-- START --
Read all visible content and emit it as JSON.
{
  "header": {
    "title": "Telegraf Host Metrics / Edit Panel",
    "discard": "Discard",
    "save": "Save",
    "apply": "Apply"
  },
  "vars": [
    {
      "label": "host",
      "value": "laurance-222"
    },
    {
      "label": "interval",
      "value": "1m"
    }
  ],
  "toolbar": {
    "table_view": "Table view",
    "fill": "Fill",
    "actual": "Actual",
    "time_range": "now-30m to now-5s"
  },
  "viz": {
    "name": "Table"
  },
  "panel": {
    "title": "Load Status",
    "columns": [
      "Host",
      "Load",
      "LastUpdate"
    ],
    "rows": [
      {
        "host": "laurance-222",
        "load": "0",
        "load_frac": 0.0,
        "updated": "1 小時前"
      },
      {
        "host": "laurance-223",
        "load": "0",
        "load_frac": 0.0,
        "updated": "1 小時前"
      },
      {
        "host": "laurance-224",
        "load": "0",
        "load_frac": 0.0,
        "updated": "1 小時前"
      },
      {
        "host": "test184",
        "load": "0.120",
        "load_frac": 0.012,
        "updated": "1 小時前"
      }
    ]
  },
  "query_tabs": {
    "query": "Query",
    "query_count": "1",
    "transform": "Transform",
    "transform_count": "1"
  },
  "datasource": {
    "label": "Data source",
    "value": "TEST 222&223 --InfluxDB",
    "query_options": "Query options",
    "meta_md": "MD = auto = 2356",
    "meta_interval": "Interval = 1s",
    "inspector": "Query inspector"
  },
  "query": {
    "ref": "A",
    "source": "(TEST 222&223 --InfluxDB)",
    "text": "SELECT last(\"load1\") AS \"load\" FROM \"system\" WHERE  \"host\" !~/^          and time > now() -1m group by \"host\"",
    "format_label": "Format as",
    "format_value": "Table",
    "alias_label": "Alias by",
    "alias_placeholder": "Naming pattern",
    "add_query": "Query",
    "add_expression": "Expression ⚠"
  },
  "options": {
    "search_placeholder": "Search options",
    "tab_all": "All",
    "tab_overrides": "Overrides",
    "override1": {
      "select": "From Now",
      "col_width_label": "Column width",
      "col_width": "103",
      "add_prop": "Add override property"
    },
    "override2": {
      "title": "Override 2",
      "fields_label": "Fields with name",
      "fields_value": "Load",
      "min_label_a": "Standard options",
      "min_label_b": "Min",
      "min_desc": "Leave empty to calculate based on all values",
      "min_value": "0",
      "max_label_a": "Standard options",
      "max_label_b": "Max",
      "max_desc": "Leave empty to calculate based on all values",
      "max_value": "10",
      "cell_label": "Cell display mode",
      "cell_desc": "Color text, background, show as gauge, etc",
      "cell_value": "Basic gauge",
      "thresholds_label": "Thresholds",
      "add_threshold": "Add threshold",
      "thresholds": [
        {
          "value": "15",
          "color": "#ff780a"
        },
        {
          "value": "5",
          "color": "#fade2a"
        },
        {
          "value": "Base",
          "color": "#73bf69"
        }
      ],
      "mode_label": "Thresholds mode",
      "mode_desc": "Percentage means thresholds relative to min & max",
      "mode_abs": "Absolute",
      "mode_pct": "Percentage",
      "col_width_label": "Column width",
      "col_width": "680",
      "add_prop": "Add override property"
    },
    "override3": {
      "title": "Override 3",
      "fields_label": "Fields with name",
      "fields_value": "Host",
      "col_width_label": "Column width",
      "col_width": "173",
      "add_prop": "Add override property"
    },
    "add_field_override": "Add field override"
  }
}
-- END --
# Short exercise
Every record shown above must be echoed exactly.

# Response
Read all visible content and emit it as JSON.
{
  "header": {
    "title": "Telegraf Host Metrics / Edit Panel",
    "discard": "Discard",
    "save": "Save",
    "apply": "Apply"
  },
  "vars": [
    {
      "label": "host",
      "value": "laurance-222"
    },
    {
      "label": "interval",
      "value": "1m"
    }
  ],
  "toolbar": {
    "table_view": "Table view",
    "fill": "Fill",
    "actual": "Actual",
    "time_range": "now-30m to now-5s"
  },
  "viz": {
    "name": "Table"
  },
  "panel": {
    "title": "Load Status",
    "columns": [
      "Host",
      "Load",
      "LastUpdate"
    ],
    "rows": [
      {
        "host": "laurance-222",
        "load": "0",
        "load_frac": 0.0,
        "updated": "1 小時前"
      },
      {
        "host": "laurance-223",
        "load": "0",
        "load_frac": 0.0,
        "updated": "1 小時前"
      },
      {
        "host": "laurance-224",
        "load": "0",
        "load_frac": 0.0,
        "updated": "1 小時前"
      },
      {
        "host": "test184",
        "load": "0.120",
        "load_frac": 0.012,
        "updated": "1 小時前"
      }
    ]
  },
  "query_tabs": {
    "query": "Query",
    "query_count": "1",
    "transform": "Transform",
    "transform_count": "1"
  },
  "datasource": {
    "label": "Data source",
    "value": "TEST 222&223 --InfluxDB",
    "query_options": "Query options",
    "meta_md": "MD = auto = 2356",
    "meta_interval": "Interval = 1s",
    "inspector": "Query inspector"
  },
  "query": {
    "ref": "A",
    "source": "(TEST 222&223 --InfluxDB)",
    "text": "SELECT last(\"load1\") AS \"load\" FROM \"system\" WHERE  \"host\" !~/^          and time > now() -1m group by \"host\"",
    "format_label": "Format as",
    "format_value": "Table",
    "alias_label": "Alias by",
    "alias_placeholder": "Naming pattern",
    "add_query": "Query",
    "add_expression": "Expression ⚠"
  },
  "options": {
    "search_placeholder": "Search options",
    "tab_all": "All",
    "tab_overrides": "Overrides",
    "override1": {
      "select": "From Now",
      "col_width_label": "Column width",
      "col_width": "103",
      "add_prop": "Add override property"
    },
    "override2": {
      "title": "Override 2",
      "fields_label": "Fields with name",
      "fields_value": "Load",
      "min_label_a": "Standard options",
      "min_label_b": "Min",
      "min_desc": "Leave empty to calculate based on all values",
      "min_value": "0",
      "max_label_a": "Standard options",
      "max_label_b": "Max",
      "max_desc": "Leave empty to calculate based on all values",
      "max_value": "10",
      "cell_label": "Cell display mode",
      "cell_desc": "Color text, background, show as gauge, etc",
      "cell_value": "Basic gauge",
      "thresholds_label": "Thresholds",
      "add_threshold": "Add threshold",
      "thresholds": [
        {
          "value": "15",
          "color": "#ff780a"
        },
        {
          "value": "5",
          "color": "#fade2a"
        },
        {
          "value": "Base",
          "color": "#73bf69"
        }
      ],
      "mode_label": "Thresholds mode",
      "mode_desc": "Percentage means thresholds relative to min & max",
      "mode_abs": "Absolute",
      "mode_pct": "Percentage",
      "col_width_label": "Column width",
      "col_width": "680",
      "add_prop": "Add override property"
    },
    "override3": {
      "title": "Override 3",
      "fields_label": "Fields with name",
      "fields_value": "Host",
      "col_width_label": "Column width",
      "col_width": "173",
      "add_prop": "Add override property"
    },
    "add_field_override": "Add field override"
  }
}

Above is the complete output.